THE REQUEST
Where a line of the listing below includes the word "نزلت", reproduce that line.

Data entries
-=-=-=-=-
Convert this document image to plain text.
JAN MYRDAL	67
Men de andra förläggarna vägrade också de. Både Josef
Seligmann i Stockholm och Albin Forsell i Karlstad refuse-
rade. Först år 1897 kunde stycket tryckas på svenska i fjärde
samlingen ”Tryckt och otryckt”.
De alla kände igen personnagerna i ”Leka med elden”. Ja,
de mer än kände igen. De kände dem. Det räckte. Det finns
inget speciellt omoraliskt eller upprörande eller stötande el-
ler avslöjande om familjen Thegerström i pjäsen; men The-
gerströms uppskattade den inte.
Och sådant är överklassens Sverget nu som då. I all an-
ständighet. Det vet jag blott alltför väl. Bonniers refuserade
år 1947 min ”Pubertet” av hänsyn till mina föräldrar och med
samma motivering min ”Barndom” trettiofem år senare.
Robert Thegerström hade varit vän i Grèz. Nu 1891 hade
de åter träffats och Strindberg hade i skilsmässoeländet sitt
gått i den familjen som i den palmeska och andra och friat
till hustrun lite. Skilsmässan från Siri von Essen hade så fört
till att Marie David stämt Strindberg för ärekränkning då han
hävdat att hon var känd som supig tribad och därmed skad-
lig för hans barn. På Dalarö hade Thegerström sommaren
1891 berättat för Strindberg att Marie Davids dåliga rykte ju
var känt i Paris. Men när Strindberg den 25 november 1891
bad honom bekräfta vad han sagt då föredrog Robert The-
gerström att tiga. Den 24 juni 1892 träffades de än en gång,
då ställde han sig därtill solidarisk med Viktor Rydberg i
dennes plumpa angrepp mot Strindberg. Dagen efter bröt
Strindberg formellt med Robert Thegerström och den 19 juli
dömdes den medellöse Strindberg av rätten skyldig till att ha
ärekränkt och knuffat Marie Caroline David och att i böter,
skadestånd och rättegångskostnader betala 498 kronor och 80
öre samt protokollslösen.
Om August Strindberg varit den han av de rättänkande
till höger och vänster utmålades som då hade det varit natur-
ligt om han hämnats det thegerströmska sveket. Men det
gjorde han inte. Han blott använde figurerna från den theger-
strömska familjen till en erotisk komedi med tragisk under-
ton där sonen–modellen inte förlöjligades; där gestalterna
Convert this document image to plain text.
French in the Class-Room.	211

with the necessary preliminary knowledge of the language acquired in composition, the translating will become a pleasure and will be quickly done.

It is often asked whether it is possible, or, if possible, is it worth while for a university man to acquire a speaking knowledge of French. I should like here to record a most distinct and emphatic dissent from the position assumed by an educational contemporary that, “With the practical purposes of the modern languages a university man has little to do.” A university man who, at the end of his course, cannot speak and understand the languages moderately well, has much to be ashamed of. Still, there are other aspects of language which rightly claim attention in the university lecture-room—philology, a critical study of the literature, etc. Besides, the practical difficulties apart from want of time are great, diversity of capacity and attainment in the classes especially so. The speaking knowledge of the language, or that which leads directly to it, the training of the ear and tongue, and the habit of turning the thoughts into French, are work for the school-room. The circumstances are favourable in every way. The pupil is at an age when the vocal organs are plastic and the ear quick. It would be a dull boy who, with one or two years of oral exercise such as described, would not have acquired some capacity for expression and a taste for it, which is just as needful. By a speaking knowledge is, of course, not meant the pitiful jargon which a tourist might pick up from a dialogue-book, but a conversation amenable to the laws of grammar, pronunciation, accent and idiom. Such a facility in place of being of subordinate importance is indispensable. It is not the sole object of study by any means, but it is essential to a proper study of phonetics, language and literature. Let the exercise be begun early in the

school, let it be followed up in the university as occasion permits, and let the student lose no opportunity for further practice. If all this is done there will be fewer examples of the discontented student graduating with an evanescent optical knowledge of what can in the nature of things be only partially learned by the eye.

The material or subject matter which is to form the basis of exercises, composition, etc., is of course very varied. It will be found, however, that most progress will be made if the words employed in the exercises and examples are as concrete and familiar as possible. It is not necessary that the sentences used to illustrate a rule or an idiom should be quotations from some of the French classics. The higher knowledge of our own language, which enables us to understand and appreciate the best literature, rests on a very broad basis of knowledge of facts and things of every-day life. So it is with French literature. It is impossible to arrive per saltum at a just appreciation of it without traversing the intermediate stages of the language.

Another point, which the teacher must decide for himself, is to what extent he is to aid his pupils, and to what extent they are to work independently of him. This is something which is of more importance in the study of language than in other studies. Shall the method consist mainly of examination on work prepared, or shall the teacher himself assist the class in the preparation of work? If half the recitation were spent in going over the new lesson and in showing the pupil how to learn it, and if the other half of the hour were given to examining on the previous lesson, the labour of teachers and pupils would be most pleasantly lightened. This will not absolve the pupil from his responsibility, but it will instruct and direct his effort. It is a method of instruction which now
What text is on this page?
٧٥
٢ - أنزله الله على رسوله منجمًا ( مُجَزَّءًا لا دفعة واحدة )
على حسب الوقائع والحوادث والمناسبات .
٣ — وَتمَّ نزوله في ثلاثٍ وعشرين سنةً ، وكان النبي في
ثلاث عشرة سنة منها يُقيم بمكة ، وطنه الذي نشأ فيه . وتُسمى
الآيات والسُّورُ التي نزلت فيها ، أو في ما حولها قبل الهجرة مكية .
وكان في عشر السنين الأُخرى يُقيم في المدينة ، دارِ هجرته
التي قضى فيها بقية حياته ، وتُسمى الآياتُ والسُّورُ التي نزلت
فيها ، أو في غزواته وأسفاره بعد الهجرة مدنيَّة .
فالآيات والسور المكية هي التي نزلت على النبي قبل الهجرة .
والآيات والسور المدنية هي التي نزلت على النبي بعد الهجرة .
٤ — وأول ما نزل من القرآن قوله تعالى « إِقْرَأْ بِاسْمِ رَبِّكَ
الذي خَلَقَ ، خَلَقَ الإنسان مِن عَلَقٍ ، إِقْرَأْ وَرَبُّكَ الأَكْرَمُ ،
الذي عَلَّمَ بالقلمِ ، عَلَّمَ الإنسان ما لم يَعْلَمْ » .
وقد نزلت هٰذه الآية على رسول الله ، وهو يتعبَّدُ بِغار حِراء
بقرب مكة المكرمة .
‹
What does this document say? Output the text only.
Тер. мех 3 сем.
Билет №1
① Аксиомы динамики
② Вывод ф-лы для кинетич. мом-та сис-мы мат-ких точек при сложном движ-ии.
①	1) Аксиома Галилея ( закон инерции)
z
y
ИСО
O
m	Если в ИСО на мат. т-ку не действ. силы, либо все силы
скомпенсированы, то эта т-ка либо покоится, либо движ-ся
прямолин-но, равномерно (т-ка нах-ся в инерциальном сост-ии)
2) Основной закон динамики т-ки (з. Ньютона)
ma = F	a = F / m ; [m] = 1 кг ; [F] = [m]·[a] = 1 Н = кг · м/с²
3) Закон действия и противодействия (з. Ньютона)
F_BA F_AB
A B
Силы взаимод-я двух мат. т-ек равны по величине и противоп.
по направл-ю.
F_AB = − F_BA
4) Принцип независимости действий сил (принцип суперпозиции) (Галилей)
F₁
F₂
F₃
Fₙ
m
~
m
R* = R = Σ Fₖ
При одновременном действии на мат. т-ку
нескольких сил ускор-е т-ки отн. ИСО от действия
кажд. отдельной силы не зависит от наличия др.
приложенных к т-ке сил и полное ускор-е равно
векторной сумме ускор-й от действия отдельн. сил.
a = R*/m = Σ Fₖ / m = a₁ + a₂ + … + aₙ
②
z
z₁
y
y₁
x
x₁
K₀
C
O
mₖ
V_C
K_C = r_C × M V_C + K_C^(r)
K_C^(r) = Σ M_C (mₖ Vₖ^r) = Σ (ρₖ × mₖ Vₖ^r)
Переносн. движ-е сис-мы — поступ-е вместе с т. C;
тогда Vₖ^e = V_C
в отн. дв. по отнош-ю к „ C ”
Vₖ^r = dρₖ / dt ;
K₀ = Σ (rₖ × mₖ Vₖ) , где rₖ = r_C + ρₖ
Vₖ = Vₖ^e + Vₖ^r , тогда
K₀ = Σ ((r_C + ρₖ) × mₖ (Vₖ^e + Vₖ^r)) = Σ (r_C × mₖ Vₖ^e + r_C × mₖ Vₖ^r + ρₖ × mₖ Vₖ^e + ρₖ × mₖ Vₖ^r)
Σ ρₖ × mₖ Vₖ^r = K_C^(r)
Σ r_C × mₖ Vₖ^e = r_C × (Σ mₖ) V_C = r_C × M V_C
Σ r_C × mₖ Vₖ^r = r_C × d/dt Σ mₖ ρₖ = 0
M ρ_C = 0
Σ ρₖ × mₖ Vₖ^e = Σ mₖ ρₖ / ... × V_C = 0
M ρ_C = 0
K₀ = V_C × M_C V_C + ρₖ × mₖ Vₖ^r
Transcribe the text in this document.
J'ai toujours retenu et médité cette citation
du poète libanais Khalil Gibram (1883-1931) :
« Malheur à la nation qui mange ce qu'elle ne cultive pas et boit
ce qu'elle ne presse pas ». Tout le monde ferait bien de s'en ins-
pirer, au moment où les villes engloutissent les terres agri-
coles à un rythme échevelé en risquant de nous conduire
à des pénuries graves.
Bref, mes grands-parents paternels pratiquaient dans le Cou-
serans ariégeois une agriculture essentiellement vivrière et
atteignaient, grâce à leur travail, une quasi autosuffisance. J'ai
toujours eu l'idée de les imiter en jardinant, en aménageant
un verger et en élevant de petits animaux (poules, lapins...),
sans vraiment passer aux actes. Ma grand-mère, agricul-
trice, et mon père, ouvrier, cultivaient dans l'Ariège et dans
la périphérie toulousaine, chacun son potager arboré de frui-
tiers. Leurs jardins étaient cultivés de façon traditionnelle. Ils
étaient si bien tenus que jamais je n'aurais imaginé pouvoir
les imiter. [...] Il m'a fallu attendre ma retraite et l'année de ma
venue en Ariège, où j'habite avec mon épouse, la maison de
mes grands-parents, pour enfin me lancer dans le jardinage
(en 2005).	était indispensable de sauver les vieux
-=-=-=-=-
RESULT FOR THIS TASK
الآيات والسُّورُ التي نزلت فيها ، أو في ما حولها قبل الهجرة مكية .
التي قضى فيها بقية حياته ، وتُسمى الآياتُ والسُّورُ التي نزلت
فالآيات والسور المكية هي التي نزلت على النبي قبل الهجرة .
والآيات والسور المدنية هي التي نزلت على النبي بعد الهجرة .
وقد نزلت هٰذه الآية على رسول الله ، وهو يتعبَّدُ بِغار حِراء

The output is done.